## TASK BRIEF
Reproduce all entries word for word.

## ENTRIES PROVIDED

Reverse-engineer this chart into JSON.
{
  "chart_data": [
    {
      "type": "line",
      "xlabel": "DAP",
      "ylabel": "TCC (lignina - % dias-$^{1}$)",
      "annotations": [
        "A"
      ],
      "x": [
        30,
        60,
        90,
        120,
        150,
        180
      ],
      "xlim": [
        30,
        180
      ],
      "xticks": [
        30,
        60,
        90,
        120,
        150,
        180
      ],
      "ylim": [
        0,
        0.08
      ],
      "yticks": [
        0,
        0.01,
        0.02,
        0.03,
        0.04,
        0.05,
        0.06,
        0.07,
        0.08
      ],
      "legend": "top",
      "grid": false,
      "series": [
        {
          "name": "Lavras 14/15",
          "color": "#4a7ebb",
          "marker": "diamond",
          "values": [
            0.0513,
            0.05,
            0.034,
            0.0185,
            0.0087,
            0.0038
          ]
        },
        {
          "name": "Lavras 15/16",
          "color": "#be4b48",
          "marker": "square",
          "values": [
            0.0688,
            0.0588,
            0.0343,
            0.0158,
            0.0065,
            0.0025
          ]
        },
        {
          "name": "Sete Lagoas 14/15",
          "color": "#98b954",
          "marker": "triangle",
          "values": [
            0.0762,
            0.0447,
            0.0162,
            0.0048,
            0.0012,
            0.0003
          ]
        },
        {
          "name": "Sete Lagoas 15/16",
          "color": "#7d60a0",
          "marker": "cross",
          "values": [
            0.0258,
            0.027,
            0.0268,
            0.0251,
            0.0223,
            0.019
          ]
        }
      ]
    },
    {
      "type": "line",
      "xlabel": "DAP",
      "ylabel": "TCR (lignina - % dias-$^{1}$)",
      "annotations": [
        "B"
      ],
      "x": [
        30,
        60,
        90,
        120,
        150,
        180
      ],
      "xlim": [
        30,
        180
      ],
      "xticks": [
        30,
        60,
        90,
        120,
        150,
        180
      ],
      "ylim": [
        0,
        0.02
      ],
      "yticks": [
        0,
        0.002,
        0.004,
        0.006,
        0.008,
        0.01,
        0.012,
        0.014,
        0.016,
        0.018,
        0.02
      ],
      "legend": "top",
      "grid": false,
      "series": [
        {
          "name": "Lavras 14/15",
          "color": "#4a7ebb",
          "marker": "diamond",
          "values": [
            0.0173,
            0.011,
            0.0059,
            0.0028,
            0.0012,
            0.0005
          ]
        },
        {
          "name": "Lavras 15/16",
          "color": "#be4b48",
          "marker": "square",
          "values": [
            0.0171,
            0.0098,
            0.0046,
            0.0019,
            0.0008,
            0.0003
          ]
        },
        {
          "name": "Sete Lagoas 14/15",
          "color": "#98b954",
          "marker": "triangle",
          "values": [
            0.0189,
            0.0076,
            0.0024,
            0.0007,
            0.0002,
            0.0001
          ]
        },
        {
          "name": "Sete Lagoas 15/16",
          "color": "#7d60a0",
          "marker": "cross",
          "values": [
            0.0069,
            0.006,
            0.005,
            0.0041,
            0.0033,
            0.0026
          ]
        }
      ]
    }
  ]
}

## PROBLEM SOLUTION
Reverse-engineer this chart into JSON.
{
  "chart_data": [
    {
      "type": "line",
      "xlabel": "DAP",
      "ylabel": "TCC (lignina - % dias-$^{1}$)",
      "annotations": [
        "A"
      ],
      "x": [
        30,
        60,
        90,
        120,
        150,
        180
      ],
      "xlim": [
        30,
        180
      ],
      "xticks": [
        30,
        60,
        90,
        120,
        150,
        180
      ],
      "ylim": [
        0,
        0.08
      ],
      "yticks": [
        0,
        0.01,
        0.02,
        0.03,
        0.04,
        0.05,
        0.06,
        0.07,
        0.08
      ],
      "legend": "top",
      "grid": false,
      "series": [
        {
          "name": "Lavras 14/15",
          "color": "#4a7ebb",
          "marker": "diamond",
          "values": [
            0.0513,
            0.05,
            0.034,
            0.0185,
            0.0087,
            0.0038
          ]
        },
        {
          "name": "Lavras 15/16",
          "color": "#be4b48",
          "marker": "square",
          "values": [
            0.0688,
            0.0588,
            0.0343,
            0.0158,
            0.0065,
            0.0025
          ]
        },
        {
          "name": "Sete Lagoas 14/15",
          "color": "#98b954",
          "marker": "triangle",
          "values": [
            0.0762,
            0.0447,
            0.0162,
            0.0048,
            0.0012,
            0.0003
          ]
        },
        {
          "name": "Sete Lagoas 15/16",
          "color": "#7d60a0",
          "marker": "cross",
          "values": [
            0.0258,
            0.027,
            0.0268,
            0.0251,
            0.0223,
            0.019
          ]
        }
      ]
    },
    {
      "type": "line",
      "xlabel": "DAP",
      "ylabel": "TCR (lignina - % dias-$^{1}$)",
      "annotations": [
        "B"
      ],
      "x": [
        30,
        60,
        90,
        120,
        150,
        180
      ],
      "xlim": [
        30,
        180
      ],
      "xticks": [
        30,
        60,
        90,
        120,
        150,
        180
      ],
      "ylim": [
        0,
        0.02
      ],
      "yticks": [
        0,
        0.002,
        0.004,
        0.006,
        0.008,
        0.01,
        0.012,
        0.014,
        0.016,
        0.018,
        0.02
      ],
      "legend": "top",
      "grid": false,
      "series": [
        {
          "name": "Lavras 14/15",
          "color": "#4a7ebb",
          "marker": "diamond",
          "values": [
            0.0173,
            0.011,
            0.0059,
            0.0028,
            0.0012,
            0.0005
          ]
        },
        {
          "name": "Lavras 15/16",
          "color": "#be4b48",
          "marker": "square",
          "values": [
            0.0171,
            0.0098,
            0.0046,
            0.0019,
            0.0008,
            0.0003
          ]
        },
        {
          "name": "Sete Lagoas 14/15",
          "color": "#98b954",
          "marker": "triangle",
          "values": [
            0.0189,
            0.0076,
            0.0024,
            0.0007,
            0.0002,
            0.0001
          ]
        },
        {
          "name": "Sete Lagoas 15/16",
          "color": "#7d60a0",
          "marker": "cross",
          "values": [
            0.0069,
            0.006,
            0.005,
            0.0041,
            0.0033,
            0.0026
          ]
        }
      ]
    }
  ]
}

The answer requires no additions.